Set down every entry word for word. Omit the pictures.

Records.
┌────────

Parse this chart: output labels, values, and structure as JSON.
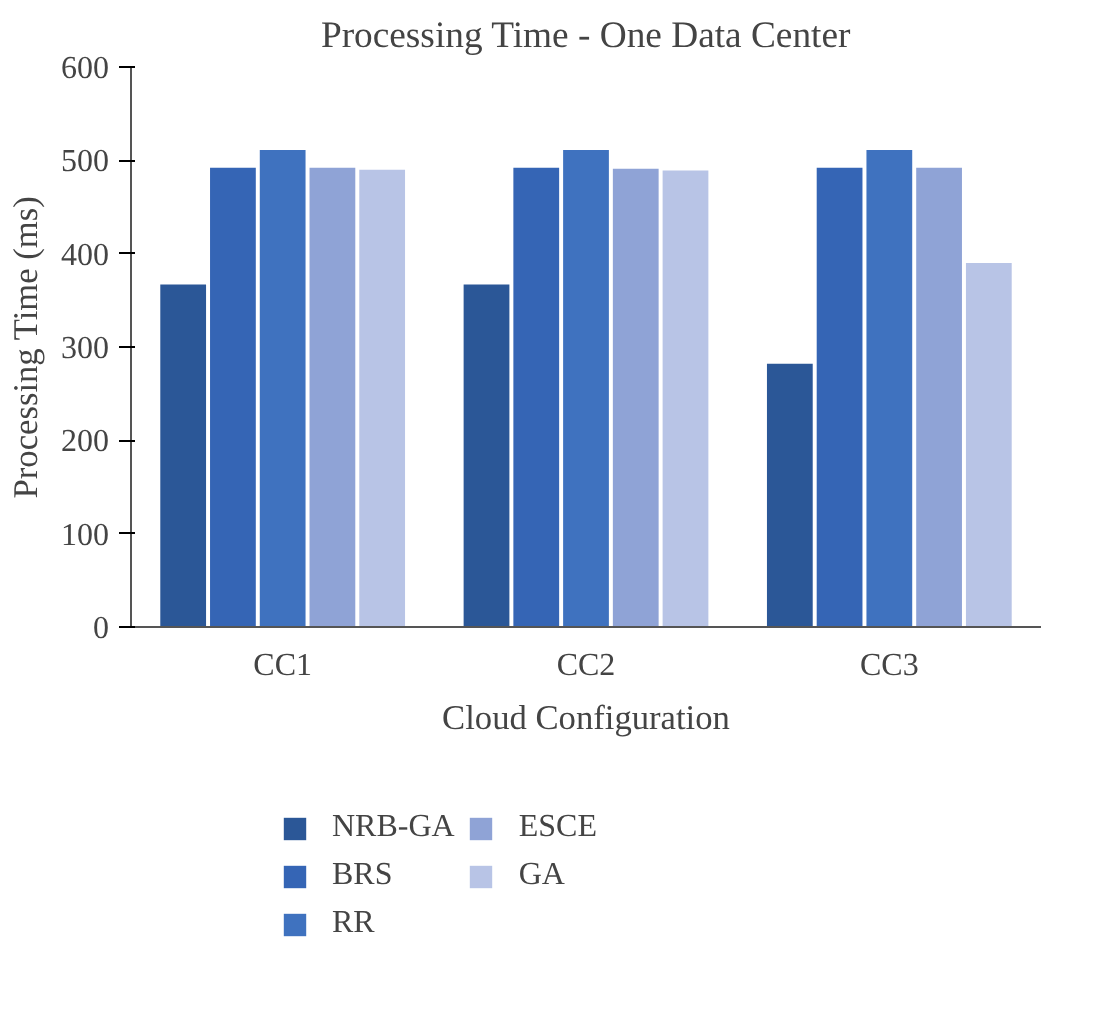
{
  "chart_data": {
    "type": "bar",
    "title": "Processing Time - One Data Center",
    "xlabel": "Cloud Configuration",
    "ylabel": "Processing Time (ms)",
    "categories": [
      "CC1",
      "CC2",
      "CC3"
    ],
    "ylim": [
      0,
      600
    ],
    "yticks": [
      0,
      100,
      200,
      300,
      400,
      500,
      600
    ],
    "grid": false,
    "legend": "bottom",
    "series": [
      {
        "name": "NRB-GA",
        "color": "#2b5797",
        "values": [
          367,
          367,
          282
        ]
      },
      {
        "name": "BRS",
        "color": "#3565b5",
        "values": [
          492,
          492,
          492
        ]
      },
      {
        "name": "RR",
        "color": "#3f72bf",
        "values": [
          511,
          511,
          511
        ]
      },
      {
        "name": "ESCE",
        "color": "#8fa3d6",
        "values": [
          492,
          491,
          492
        ]
      },
      {
        "name": "GA",
        "color": "#b8c4e6",
        "values": [
          490,
          489,
          390
        ]
      }
    ]
  }
}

└────────

ANSWER BELOW.
Parse this chart: output labels, values, and structure as JSON.
{
  "chart_data": {
    "type": "bar",
    "title": "Processing Time - One Data Center",
    "xlabel": "Cloud Configuration",
    "ylabel": "Processing Time (ms)",
    "categories": [
      "CC1",
      "CC2",
      "CC3"
    ],
    "ylim": [
      0,
      600
    ],
    "yticks": [
      0,
      100,
      200,
      300,
      400,
      500,
      600
    ],
    "grid": false,
    "legend": "bottom",
    "series": [
      {
        "name": "NRB-GA",
        "color": "#2b5797",
        "values": [
          367,
          367,
          282
        ]
      },
      {
        "name": "BRS",
        "color": "#3565b5",
        "values": [
          492,
          492,
          492
        ]
      },
      {
        "name": "RR",
        "color": "#3f72bf",
        "values": [
          511,
          511,
          511
        ]
      },
      {
        "name": "ESCE",
        "color": "#8fa3d6",
        "values": [
          492,
          491,
          492
        ]
      },
      {
        "name": "GA",
        "color": "#b8c4e6",
        "values": [
          490,
          489,
          390
        ]
      }
    ]
  }
}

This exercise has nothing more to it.